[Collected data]
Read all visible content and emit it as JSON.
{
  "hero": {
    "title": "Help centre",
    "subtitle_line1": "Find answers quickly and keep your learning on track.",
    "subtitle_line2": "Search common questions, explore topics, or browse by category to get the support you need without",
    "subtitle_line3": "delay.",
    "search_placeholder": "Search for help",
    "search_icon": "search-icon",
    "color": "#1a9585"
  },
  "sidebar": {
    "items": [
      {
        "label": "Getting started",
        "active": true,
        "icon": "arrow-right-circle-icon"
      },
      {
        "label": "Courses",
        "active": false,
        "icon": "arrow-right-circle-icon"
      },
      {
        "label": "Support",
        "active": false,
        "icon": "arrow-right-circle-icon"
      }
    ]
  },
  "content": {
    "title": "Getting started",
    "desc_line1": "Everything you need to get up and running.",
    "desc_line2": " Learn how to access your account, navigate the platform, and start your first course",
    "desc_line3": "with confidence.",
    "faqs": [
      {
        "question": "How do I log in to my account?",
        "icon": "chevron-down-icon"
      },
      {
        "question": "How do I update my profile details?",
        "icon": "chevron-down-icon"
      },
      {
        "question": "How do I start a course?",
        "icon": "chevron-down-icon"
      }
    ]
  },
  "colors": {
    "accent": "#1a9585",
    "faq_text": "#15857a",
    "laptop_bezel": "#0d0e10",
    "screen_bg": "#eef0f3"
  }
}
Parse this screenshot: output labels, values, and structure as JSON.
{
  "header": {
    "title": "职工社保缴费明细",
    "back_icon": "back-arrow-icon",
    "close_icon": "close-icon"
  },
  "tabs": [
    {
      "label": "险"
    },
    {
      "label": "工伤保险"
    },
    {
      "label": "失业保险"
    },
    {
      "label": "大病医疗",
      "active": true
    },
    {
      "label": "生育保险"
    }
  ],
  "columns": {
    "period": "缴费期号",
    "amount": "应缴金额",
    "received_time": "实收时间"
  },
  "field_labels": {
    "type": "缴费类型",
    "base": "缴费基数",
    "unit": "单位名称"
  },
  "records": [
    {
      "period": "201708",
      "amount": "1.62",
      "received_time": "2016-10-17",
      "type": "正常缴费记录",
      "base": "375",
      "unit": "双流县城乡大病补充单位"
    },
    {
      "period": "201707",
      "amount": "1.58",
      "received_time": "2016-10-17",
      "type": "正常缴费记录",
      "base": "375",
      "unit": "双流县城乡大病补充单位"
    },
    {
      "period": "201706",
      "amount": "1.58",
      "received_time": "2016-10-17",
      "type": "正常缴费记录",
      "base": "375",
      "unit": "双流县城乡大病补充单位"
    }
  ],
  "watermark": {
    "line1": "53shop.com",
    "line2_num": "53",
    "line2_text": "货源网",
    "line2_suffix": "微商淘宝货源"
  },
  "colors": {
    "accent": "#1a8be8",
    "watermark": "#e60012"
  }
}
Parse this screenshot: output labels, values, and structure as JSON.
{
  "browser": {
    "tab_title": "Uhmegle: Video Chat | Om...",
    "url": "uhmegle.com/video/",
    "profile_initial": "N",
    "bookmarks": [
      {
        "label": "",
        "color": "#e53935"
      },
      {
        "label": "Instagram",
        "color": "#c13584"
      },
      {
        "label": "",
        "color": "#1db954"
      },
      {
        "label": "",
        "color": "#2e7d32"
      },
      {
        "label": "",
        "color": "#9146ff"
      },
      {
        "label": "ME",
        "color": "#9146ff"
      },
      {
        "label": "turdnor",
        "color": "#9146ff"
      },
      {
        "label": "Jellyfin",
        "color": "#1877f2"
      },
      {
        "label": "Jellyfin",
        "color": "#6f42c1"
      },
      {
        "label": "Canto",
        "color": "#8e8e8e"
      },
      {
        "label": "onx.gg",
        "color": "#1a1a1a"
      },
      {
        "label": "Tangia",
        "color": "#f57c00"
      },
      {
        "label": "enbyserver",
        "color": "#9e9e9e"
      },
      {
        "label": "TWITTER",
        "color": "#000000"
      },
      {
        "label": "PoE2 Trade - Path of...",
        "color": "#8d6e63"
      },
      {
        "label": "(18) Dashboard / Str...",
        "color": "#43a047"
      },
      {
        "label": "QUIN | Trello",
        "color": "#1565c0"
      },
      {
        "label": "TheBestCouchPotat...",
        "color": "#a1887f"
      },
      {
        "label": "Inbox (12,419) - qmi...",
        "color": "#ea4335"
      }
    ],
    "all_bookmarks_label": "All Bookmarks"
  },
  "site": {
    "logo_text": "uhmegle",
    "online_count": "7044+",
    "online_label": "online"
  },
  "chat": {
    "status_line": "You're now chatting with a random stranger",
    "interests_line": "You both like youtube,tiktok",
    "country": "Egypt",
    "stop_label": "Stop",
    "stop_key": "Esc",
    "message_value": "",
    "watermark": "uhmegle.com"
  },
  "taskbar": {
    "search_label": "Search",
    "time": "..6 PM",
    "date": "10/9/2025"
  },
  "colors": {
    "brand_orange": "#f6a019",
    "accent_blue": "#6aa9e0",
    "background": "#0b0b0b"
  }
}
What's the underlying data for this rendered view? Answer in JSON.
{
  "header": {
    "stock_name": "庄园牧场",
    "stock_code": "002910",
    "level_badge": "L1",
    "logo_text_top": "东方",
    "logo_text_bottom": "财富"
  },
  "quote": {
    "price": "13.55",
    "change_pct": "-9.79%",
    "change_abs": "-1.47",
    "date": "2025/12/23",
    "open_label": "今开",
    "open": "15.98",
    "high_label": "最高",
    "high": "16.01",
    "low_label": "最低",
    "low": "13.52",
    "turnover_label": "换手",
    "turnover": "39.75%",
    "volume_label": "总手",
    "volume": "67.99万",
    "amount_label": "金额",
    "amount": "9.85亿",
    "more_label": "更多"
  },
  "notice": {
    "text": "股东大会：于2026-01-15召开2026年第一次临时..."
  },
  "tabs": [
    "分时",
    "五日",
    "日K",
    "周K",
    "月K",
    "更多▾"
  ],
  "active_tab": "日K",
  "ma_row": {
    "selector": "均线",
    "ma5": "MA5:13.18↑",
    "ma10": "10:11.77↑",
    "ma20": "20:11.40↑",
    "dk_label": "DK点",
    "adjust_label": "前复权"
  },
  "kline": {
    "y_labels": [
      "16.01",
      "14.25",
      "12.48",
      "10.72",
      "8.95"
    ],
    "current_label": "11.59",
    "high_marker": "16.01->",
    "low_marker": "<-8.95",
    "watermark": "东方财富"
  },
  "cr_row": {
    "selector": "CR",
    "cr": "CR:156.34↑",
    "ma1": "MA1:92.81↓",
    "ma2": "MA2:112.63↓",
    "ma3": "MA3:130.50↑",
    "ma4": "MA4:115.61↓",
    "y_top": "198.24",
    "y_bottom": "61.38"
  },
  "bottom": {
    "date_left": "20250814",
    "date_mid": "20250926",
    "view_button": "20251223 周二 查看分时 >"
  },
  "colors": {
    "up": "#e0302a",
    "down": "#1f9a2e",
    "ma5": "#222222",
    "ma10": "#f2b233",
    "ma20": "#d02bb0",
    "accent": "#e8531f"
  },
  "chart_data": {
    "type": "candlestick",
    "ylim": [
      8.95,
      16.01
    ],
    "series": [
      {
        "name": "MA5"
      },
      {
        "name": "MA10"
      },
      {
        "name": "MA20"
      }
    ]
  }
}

Task instructions: Copy all the lines, exactly.

Completed task:
Read all visible content and emit it as JSON.
{
  "hero": {
    "title": "Help centre",
    "subtitle_line1": "Find answers quickly and keep your learning on track.",
    "subtitle_line2": "Search common questions, explore topics, or browse by category to get the support you need without",
    "subtitle_line3": "delay.",
    "search_placeholder": "Search for help",
    "search_icon": "search-icon",
    "color": "#1a9585"
  },
  "sidebar": {
    "items": [
      {
        "label": "Getting started",
        "active": true,
        "icon": "arrow-right-circle-icon"
      },
      {
        "label": "Courses",
        "active": false,
        "icon": "arrow-right-circle-icon"
      },
      {
        "label": "Support",
        "active": false,
        "icon": "arrow-right-circle-icon"
      }
    ]
  },
  "content": {
    "title": "Getting started",
    "desc_line1": "Everything you need to get up and running.",
    "desc_line2": " Learn how to access your account, navigate the platform, and start your first course",
    "desc_line3": "with confidence.",
    "faqs": [
      {
        "question": "How do I log in to my account?",
        "icon": "chevron-down-icon"
      },
      {
        "question": "How do I update my profile details?",
        "icon": "chevron-down-icon"
      },
      {
        "question": "How do I start a course?",
        "icon": "chevron-down-icon"
      }
    ]
  },
  "colors": {
    "accent": "#1a9585",
    "faq_text": "#15857a",
    "laptop_bezel": "#0d0e10",
    "screen_bg": "#eef0f3"
  }
}
Parse this screenshot: output labels, values, and structure as JSON.
{
  "header": {
    "title": "职工社保缴费明细",
    "back_icon": "back-arrow-icon",
    "close_icon": "close-icon"
  },
  "tabs": [
    {
      "label": "险"
    },
    {
      "label": "工伤保险"
    },
    {
      "label": "失业保险"
    },
    {
      "label": "大病医疗",
      "active": true
    },
    {
      "label": "生育保险"
    }
  ],
  "columns": {
    "period": "缴费期号",
    "amount": "应缴金额",
    "received_time": "实收时间"
  },
  "field_labels": {
    "type": "缴费类型",
    "base": "缴费基数",
    "unit": "单位名称"
  },
  "records": [
    {
      "period": "201708",
      "amount": "1.62",
      "received_time": "2016-10-17",
      "type": "正常缴费记录",
      "base": "375",
      "unit": "双流县城乡大病补充单位"
    },
    {
      "period": "201707",
      "amount": "1.58",
      "received_time": "2016-10-17",
      "type": "正常缴费记录",
      "base": "375",
      "unit": "双流县城乡大病补充单位"
    },
    {
      "period": "201706",
      "amount": "1.58",
      "received_time": "2016-10-17",
      "type": "正常缴费记录",
      "base": "375",
      "unit": "双流县城乡大病补充单位"
    }
  ],
  "watermark": {
    "line1": "53shop.com",
    "line2_num": "53",
    "line2_text": "货源网",
    "line2_suffix": "微商淘宝货源"
  },
  "colors": {
    "accent": "#1a8be8",
    "watermark": "#e60012"
  }
}
Parse this screenshot: output labels, values, and structure as JSON.
{
  "browser": {
    "tab_title": "Uhmegle: Video Chat | Om...",
    "url": "uhmegle.com/video/",
    "profile_initial": "N",
    "bookmarks": [
      {
        "label": "",
        "color": "#e53935"
      },
      {
        "label": "Instagram",
        "color": "#c13584"
      },
      {
        "label": "",
        "color": "#1db954"
      },
      {
        "label": "",
        "color": "#2e7d32"
      },
      {
        "label": "",
        "color": "#9146ff"
      },
      {
        "label": "ME",
        "color": "#9146ff"
      },
      {
        "label": "turdnor",
        "color": "#9146ff"
      },
      {
        "label": "Jellyfin",
        "color": "#1877f2"
      },
      {
        "label": "Jellyfin",
        "color": "#6f42c1"
      },
      {
        "label": "Canto",
        "color": "#8e8e8e"
      },
      {
        "label": "onx.gg",
        "color": "#1a1a1a"
      },
      {
        "label": "Tangia",
        "color": "#f57c00"
      },
      {
        "label": "enbyserver",
        "color": "#9e9e9e"
      },
      {
        "label": "TWITTER",
        "color": "#000000"
      },
      {
        "label": "PoE2 Trade - Path of...",
        "color": "#8d6e63"
      },
      {
        "label": "(18) Dashboard / Str...",
        "color": "#43a047"
      },
      {
        "label": "QUIN | Trello",
        "color": "#1565c0"
      },
      {
        "label": "TheBestCouchPotat...",
        "color": "#a1887f"
      },
      {
        "label": "Inbox (12,419) - qmi...",
        "color": "#ea4335"
      }
    ],
    "all_bookmarks_label": "All Bookmarks"
  },
  "site": {
    "logo_text": "uhmegle",
    "online_count": "7044+",
    "online_label": "online"
  },
  "chat": {
    "status_line": "You're now chatting with a random stranger",
    "interests_line": "You both like youtube,tiktok",
    "country": "Egypt",
    "stop_label": "Stop",
    "stop_key": "Esc",
    "message_value": "",
    "watermark": "uhmegle.com"
  },
  "taskbar": {
    "search_label": "Search",
    "time": "..6 PM",
    "date": "10/9/2025"
  },
  "colors": {
    "brand_orange": "#f6a019",
    "accent_blue": "#6aa9e0",
    "background": "#0b0b0b"
  }
}
What's the underlying data for this rendered view? Answer in JSON.
{
  "header": {
    "stock_name": "庄园牧场",
    "stock_code": "002910",
    "level_badge": "L1",
    "logo_text_top": "东方",
    "logo_text_bottom": "财富"
  },
  "quote": {
    "price": "13.55",
    "change_pct": "-9.79%",
    "change_abs": "-1.47",
    "date": "2025/12/23",
    "open_label": "今开",
    "open": "15.98",
    "high_label": "最高",
    "high": "16.01",
    "low_label": "最低",
    "low": "13.52",
    "turnover_label": "换手",
    "turnover": "39.75%",
    "volume_label": "总手",
    "volume": "67.99万",
    "amount_label": "金额",
    "amount": "9.85亿",
    "more_label": "更多"
  },
  "notice": {
    "text": "股东大会：于2026-01-15召开2026年第一次临时..."
  },
  "tabs": [
    "分时",
    "五日",
    "日K",
    "周K",
    "月K",
    "更多▾"
  ],
  "active_tab": "日K",
  "ma_row": {
    "selector": "均线",
    "ma5": "MA5:13.18↑",
    "ma10": "10:11.77↑",
    "ma20": "20:11.40↑",
    "dk_label": "DK点",
    "adjust_label": "前复权"
  },
  "kline": {
    "y_labels": [
      "16.01",
      "14.25",
      "12.48",
      "10.72",
      "8.95"
    ],
    "current_label": "11.59",
    "high_marker": "16.01->",
    "low_marker": "<-8.95",
    "watermark": "东方财富"
  },
  "cr_row": {
    "selector": "CR",
    "cr": "CR:156.34↑",
    "ma1": "MA1:92.81↓",
    "ma2": "MA2:112.63↓",
    "ma3": "MA3:130.50↑",
    "ma4": "MA4:115.61↓",
    "y_top": "198.24",
    "y_bottom": "61.38"
  },
  "bottom": {
    "date_left": "20250814",
    "date_mid": "20250926",
    "view_button": "20251223 周二 查看分时 >"
  },
  "colors": {
    "up": "#e0302a",
    "down": "#1f9a2e",
    "ma5": "#222222",
    "ma10": "#f2b233",
    "ma20": "#d02bb0",
    "accent": "#e8531f"
  },
  "chart_data": {
    "type": "candlestick",
    "ylim": [
      8.95,
      16.01
    ],
    "series": [
      {
        "name": "MA5"
      },
      {
        "name": "MA10"
      },
      {
        "name": "MA20"
      }
    ]
  }
}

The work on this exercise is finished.